Repeat each entry exactly and drop the pictures.

> _Exercise materials_

○ ○ ○ ○

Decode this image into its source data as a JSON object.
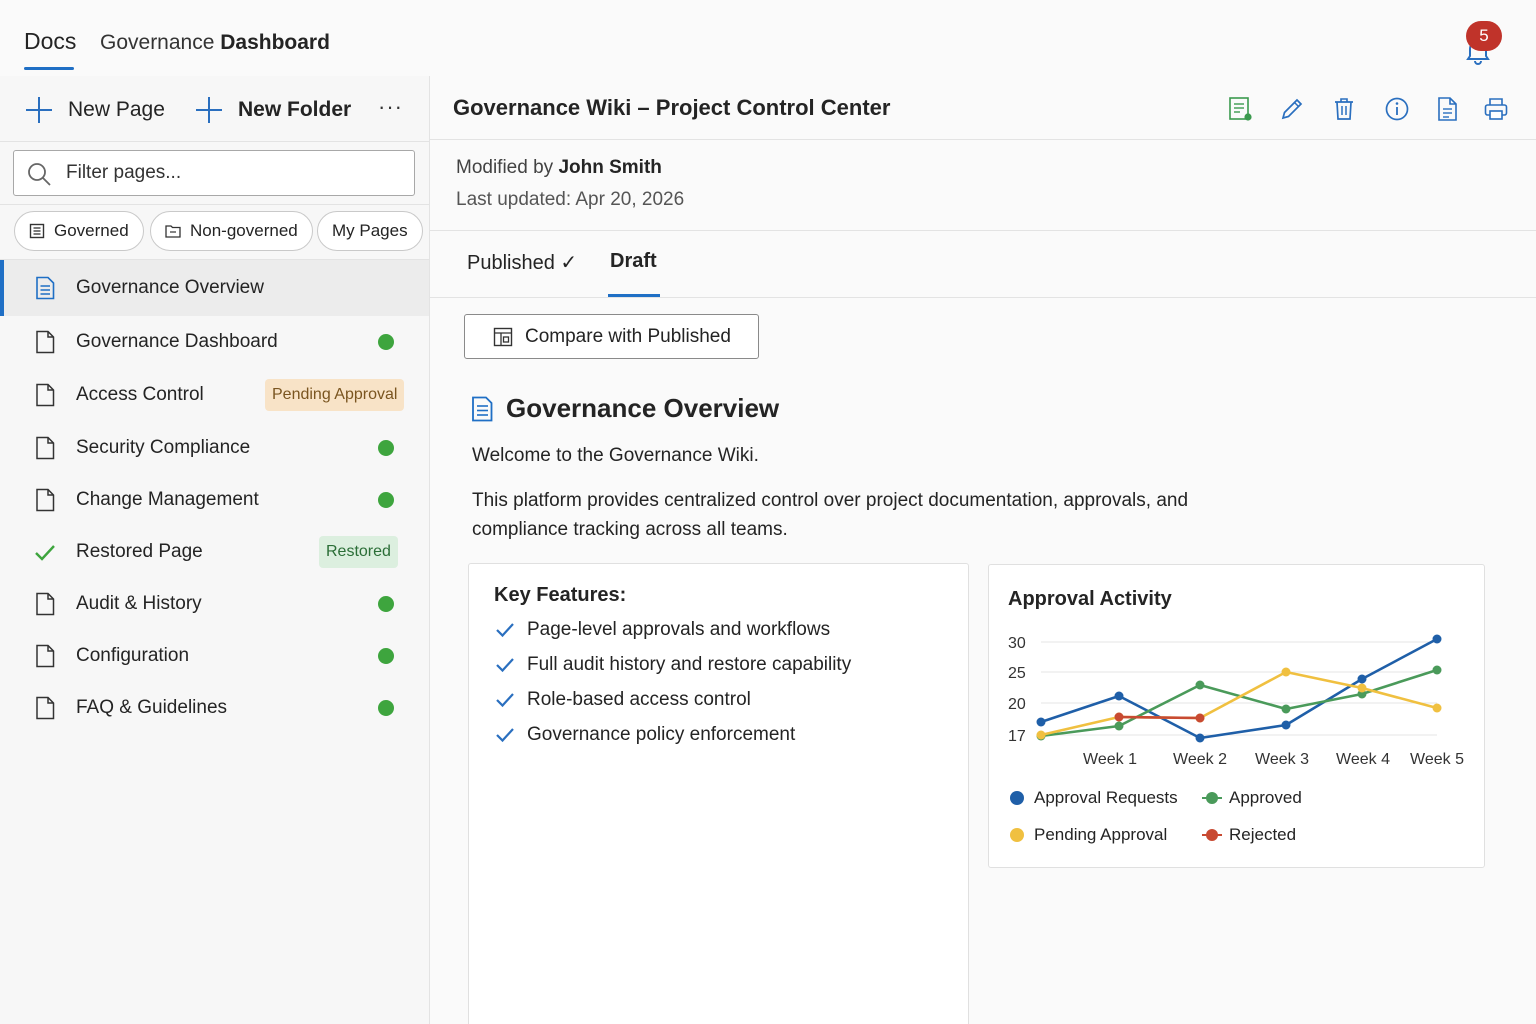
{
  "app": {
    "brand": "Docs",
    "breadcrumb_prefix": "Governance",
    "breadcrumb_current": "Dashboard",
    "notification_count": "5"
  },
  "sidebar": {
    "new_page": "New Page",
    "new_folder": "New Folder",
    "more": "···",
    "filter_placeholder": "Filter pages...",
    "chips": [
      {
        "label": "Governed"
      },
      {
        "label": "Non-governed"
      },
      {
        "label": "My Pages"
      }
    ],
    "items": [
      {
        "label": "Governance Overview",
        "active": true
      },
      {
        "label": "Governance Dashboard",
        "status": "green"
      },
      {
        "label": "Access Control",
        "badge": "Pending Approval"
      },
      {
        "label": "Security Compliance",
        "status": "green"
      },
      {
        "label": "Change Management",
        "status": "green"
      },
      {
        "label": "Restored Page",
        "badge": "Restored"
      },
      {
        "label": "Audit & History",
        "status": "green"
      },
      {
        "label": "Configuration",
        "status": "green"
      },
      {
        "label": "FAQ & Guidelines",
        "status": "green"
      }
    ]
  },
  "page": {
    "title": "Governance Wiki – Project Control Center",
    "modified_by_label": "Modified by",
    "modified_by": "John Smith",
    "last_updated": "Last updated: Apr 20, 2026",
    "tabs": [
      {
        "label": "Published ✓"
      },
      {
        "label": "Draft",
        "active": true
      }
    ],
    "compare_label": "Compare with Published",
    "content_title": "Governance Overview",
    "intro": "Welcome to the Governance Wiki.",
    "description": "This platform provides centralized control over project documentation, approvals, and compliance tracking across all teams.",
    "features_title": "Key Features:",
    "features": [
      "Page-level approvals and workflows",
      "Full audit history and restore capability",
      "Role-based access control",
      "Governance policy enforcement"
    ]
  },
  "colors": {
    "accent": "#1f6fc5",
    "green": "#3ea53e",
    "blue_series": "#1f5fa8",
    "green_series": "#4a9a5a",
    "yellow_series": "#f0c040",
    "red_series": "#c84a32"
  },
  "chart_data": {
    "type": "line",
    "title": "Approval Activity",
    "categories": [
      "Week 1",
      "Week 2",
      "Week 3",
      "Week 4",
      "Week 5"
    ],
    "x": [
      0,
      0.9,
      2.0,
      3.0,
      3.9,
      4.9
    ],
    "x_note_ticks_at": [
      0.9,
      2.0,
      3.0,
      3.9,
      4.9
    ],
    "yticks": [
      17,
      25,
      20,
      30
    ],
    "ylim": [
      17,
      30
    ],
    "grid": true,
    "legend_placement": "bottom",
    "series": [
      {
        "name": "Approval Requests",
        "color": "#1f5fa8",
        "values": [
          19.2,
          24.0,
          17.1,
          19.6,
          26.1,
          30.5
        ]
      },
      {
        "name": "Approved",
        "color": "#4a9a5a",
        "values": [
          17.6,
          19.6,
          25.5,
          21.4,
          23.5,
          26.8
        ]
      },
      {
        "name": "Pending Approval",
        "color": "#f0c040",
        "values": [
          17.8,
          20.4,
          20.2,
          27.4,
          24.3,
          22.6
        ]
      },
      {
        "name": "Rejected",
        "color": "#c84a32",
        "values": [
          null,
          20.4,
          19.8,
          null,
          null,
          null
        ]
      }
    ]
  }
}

○ ○ ○ ○

> _Reply to the task_
Decode this image into its source data as a JSON object.
{
  "app": {
    "brand": "Docs",
    "breadcrumb_prefix": "Governance",
    "breadcrumb_current": "Dashboard",
    "notification_count": "5"
  },
  "sidebar": {
    "new_page": "New Page",
    "new_folder": "New Folder",
    "more": "···",
    "filter_placeholder": "Filter pages...",
    "chips": [
      {
        "label": "Governed"
      },
      {
        "label": "Non-governed"
      },
      {
        "label": "My Pages"
      }
    ],
    "items": [
      {
        "label": "Governance Overview",
        "active": true
      },
      {
        "label": "Governance Dashboard",
        "status": "green"
      },
      {
        "label": "Access Control",
        "badge": "Pending Approval"
      },
      {
        "label": "Security Compliance",
        "status": "green"
      },
      {
        "label": "Change Management",
        "status": "green"
      },
      {
        "label": "Restored Page",
        "badge": "Restored"
      },
      {
        "label": "Audit & History",
        "status": "green"
      },
      {
        "label": "Configuration",
        "status": "green"
      },
      {
        "label": "FAQ & Guidelines",
        "status": "green"
      }
    ]
  },
  "page": {
    "title": "Governance Wiki – Project Control Center",
    "modified_by_label": "Modified by",
    "modified_by": "John Smith",
    "last_updated": "Last updated: Apr 20, 2026",
    "tabs": [
      {
        "label": "Published ✓"
      },
      {
        "label": "Draft",
        "active": true
      }
    ],
    "compare_label": "Compare with Published",
    "content_title": "Governance Overview",
    "intro": "Welcome to the Governance Wiki.",
    "description": "This platform provides centralized control over project documentation, approvals, and compliance tracking across all teams.",
    "features_title": "Key Features:",
    "features": [
      "Page-level approvals and workflows",
      "Full audit history and restore capability",
      "Role-based access control",
      "Governance policy enforcement"
    ]
  },
  "colors": {
    "accent": "#1f6fc5",
    "green": "#3ea53e",
    "blue_series": "#1f5fa8",
    "green_series": "#4a9a5a",
    "yellow_series": "#f0c040",
    "red_series": "#c84a32"
  },
  "chart_data": {
    "type": "line",
    "title": "Approval Activity",
    "categories": [
      "Week 1",
      "Week 2",
      "Week 3",
      "Week 4",
      "Week 5"
    ],
    "x": [
      0,
      0.9,
      2.0,
      3.0,
      3.9,
      4.9
    ],
    "x_note_ticks_at": [
      0.9,
      2.0,
      3.0,
      3.9,
      4.9
    ],
    "yticks": [
      17,
      25,
      20,
      30
    ],
    "ylim": [
      17,
      30
    ],
    "grid": true,
    "legend_placement": "bottom",
    "series": [
      {
        "name": "Approval Requests",
        "color": "#1f5fa8",
        "values": [
          19.2,
          24.0,
          17.1,
          19.6,
          26.1,
          30.5
        ]
      },
      {
        "name": "Approved",
        "color": "#4a9a5a",
        "values": [
          17.6,
          19.6,
          25.5,
          21.4,
          23.5,
          26.8
        ]
      },
      {
        "name": "Pending Approval",
        "color": "#f0c040",
        "values": [
          17.8,
          20.4,
          20.2,
          27.4,
          24.3,
          22.6
        ]
      },
      {
        "name": "Rejected",
        "color": "#c84a32",
        "values": [
          null,
          20.4,
          19.8,
          null,
          null,
          null
        ]
      }
    ]
  }
}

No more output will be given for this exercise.